Start of MATERIAL FOR THIS EXERCISE

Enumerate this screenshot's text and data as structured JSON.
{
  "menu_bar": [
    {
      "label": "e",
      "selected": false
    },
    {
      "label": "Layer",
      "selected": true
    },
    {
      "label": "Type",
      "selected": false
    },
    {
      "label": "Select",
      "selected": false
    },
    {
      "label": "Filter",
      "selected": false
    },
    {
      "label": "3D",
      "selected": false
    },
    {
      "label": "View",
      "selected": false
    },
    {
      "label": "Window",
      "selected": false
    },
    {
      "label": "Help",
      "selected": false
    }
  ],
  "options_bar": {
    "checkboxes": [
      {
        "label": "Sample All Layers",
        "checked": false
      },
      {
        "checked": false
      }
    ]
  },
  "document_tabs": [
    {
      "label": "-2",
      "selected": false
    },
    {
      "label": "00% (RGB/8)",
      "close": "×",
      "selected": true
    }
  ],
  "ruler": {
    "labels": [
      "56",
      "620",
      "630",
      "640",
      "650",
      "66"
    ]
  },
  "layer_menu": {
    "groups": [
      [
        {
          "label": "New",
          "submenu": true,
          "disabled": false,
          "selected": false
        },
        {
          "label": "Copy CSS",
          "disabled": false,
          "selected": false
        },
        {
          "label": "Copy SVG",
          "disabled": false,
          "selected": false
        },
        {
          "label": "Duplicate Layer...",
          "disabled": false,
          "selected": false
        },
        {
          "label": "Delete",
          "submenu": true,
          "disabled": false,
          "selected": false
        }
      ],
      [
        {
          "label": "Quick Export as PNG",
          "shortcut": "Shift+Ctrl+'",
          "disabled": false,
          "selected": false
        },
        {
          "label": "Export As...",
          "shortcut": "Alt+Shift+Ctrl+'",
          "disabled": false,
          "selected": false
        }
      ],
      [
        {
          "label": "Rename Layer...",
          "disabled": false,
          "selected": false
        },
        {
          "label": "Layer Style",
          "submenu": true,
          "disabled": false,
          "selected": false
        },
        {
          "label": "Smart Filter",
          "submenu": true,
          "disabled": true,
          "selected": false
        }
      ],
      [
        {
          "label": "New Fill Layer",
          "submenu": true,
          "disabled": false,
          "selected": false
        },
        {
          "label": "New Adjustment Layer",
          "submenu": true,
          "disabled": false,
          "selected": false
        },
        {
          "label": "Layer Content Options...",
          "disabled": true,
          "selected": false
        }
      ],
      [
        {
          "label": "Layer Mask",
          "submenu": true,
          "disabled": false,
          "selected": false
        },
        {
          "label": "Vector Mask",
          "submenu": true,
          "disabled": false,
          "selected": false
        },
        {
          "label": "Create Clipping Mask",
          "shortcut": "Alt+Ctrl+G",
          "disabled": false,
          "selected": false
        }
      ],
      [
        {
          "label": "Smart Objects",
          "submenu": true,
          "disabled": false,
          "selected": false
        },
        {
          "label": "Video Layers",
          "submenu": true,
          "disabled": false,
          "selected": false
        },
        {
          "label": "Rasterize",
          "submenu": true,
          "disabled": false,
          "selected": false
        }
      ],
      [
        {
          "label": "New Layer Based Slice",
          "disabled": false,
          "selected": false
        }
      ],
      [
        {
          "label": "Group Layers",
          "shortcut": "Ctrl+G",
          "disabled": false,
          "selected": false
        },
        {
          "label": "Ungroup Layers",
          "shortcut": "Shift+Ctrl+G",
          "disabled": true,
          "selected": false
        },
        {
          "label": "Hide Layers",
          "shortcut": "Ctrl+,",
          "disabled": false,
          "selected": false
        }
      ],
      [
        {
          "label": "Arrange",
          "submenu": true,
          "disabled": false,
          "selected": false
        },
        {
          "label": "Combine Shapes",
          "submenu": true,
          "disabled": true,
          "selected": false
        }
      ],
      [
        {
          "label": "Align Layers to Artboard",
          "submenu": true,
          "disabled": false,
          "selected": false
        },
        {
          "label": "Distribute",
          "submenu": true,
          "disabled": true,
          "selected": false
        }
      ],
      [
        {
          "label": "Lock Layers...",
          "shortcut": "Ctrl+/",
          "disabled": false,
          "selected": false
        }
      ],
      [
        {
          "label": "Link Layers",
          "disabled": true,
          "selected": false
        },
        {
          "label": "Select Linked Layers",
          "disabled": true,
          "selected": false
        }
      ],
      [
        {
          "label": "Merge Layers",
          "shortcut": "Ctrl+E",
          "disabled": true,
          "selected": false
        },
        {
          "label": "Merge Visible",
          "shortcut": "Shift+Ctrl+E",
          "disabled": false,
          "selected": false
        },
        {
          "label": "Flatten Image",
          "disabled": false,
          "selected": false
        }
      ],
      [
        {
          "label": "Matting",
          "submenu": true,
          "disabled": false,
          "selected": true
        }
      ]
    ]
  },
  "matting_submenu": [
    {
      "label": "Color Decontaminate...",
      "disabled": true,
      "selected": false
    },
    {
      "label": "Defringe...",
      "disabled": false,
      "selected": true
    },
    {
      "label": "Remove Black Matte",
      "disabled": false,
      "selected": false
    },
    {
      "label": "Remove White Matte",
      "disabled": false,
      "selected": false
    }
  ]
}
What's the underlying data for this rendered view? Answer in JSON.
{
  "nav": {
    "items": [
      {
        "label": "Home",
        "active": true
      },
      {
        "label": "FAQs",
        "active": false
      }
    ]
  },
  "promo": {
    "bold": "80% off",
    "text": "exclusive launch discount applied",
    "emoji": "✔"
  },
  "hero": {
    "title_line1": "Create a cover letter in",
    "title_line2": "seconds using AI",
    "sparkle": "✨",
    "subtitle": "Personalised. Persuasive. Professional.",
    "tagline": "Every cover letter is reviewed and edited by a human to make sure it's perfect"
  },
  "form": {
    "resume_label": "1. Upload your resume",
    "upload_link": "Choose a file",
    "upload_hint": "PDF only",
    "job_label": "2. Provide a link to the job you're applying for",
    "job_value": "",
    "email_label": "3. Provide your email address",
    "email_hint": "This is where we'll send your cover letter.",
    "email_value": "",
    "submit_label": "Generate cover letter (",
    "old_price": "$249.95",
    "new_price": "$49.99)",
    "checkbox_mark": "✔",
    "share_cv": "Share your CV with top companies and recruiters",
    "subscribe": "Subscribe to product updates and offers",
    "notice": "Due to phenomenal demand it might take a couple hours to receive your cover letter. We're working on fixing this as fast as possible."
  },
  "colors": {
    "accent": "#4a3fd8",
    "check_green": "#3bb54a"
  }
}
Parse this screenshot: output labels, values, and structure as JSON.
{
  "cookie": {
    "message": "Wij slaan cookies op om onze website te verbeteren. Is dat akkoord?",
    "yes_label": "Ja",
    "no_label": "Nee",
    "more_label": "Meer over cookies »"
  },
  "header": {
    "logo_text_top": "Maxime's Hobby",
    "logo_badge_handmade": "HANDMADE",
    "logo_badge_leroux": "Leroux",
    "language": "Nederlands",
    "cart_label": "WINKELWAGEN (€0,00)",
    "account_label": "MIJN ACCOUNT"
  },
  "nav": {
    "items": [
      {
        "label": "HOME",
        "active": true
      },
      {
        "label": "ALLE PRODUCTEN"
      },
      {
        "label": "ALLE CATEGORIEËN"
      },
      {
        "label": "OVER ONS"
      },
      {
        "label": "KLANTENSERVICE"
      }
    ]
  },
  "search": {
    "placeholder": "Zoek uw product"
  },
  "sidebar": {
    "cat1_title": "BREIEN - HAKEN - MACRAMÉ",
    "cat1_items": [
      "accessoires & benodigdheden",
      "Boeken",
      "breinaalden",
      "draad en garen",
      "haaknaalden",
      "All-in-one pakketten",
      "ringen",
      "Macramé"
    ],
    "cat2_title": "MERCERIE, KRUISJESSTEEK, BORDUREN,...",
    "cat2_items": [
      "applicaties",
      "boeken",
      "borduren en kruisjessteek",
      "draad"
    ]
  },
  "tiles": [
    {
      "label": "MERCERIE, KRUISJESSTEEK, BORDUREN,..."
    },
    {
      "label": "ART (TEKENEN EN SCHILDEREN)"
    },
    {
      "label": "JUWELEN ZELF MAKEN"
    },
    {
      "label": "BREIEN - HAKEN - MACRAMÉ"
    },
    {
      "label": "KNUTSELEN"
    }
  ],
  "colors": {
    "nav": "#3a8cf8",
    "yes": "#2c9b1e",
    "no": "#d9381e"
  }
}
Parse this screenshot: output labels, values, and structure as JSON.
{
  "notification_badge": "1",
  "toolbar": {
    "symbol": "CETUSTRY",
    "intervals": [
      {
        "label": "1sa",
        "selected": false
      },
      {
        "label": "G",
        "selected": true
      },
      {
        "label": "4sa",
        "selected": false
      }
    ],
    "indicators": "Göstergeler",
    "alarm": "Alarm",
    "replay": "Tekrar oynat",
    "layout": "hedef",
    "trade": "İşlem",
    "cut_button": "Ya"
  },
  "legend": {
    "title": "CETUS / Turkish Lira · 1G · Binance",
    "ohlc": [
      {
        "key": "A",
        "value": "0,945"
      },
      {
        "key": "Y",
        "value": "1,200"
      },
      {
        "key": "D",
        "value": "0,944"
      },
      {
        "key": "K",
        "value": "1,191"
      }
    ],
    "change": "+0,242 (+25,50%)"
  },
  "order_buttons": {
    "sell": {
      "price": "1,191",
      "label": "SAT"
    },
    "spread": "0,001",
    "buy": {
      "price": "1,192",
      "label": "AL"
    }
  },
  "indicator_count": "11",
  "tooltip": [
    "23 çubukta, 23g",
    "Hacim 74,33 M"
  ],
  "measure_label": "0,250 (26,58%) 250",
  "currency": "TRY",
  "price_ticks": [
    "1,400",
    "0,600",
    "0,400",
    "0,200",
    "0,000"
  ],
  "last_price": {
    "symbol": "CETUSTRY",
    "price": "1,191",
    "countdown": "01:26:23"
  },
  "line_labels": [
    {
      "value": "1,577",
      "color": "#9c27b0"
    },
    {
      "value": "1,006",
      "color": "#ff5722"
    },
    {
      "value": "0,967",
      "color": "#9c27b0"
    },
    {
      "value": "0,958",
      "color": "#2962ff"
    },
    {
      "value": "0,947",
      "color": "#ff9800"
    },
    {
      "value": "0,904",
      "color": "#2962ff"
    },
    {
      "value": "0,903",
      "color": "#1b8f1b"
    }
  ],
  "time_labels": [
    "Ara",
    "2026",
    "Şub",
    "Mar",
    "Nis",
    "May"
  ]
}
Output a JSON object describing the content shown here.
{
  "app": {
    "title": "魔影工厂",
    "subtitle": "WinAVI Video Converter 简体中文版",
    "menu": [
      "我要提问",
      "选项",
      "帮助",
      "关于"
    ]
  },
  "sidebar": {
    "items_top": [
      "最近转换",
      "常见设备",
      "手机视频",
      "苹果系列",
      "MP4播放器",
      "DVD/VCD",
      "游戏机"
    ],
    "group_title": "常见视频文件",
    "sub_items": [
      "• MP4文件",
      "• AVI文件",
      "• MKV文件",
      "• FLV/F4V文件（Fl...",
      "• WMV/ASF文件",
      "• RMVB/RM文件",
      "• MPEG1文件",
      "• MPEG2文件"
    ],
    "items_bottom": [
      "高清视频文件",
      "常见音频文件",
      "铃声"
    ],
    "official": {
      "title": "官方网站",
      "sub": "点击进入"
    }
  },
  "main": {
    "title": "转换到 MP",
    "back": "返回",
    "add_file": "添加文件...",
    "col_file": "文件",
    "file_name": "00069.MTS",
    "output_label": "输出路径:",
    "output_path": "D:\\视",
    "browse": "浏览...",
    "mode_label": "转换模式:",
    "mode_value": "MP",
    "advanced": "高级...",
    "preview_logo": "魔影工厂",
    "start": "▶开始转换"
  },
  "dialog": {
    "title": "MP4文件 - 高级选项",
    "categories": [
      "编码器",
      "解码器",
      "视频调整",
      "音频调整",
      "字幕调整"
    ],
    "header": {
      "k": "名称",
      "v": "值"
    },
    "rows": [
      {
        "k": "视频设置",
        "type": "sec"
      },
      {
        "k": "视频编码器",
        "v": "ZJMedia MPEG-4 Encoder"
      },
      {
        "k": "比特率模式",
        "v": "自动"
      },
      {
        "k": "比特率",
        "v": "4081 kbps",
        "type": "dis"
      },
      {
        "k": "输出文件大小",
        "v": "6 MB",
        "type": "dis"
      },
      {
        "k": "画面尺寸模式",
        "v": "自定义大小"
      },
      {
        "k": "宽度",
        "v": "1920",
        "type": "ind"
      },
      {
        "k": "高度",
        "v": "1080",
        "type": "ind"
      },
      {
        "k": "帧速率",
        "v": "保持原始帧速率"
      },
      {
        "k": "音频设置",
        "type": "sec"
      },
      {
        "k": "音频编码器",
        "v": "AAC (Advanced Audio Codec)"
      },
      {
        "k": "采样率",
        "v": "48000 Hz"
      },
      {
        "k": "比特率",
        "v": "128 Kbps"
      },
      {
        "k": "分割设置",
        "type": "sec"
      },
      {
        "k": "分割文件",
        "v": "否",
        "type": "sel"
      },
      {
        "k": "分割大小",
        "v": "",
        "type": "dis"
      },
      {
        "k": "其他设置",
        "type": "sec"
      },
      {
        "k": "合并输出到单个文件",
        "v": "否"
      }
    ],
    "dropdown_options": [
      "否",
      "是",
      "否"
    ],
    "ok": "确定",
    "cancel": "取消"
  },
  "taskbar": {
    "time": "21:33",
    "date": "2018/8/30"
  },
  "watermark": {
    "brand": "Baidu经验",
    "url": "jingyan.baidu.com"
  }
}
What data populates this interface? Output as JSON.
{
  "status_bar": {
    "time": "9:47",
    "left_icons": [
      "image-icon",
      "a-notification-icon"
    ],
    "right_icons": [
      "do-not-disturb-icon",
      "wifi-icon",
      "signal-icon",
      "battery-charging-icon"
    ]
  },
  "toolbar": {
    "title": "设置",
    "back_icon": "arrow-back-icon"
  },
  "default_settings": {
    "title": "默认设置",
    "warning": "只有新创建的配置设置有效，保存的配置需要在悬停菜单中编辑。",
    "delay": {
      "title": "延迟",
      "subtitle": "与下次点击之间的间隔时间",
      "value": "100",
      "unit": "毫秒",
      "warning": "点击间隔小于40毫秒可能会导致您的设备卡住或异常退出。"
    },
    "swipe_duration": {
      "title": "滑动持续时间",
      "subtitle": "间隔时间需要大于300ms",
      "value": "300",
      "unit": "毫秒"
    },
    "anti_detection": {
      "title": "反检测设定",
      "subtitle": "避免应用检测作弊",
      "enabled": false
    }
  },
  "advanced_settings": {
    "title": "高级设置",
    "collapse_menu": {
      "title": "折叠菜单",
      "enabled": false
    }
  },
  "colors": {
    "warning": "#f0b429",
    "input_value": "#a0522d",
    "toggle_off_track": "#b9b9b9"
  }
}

End of MATERIAL FOR THIS EXERCISE

◆ **DIRECTIONS FOR THIS TASK**:
Identify and extract each line of the listing that contains "HAKEN".

◆ **OUTPUT OF THE EXERCISE**:
    "cat1_title": "BREIEN - HAKEN - MACRAMÉ",
      "label": "BREIEN - HAKEN - MACRAMÉ"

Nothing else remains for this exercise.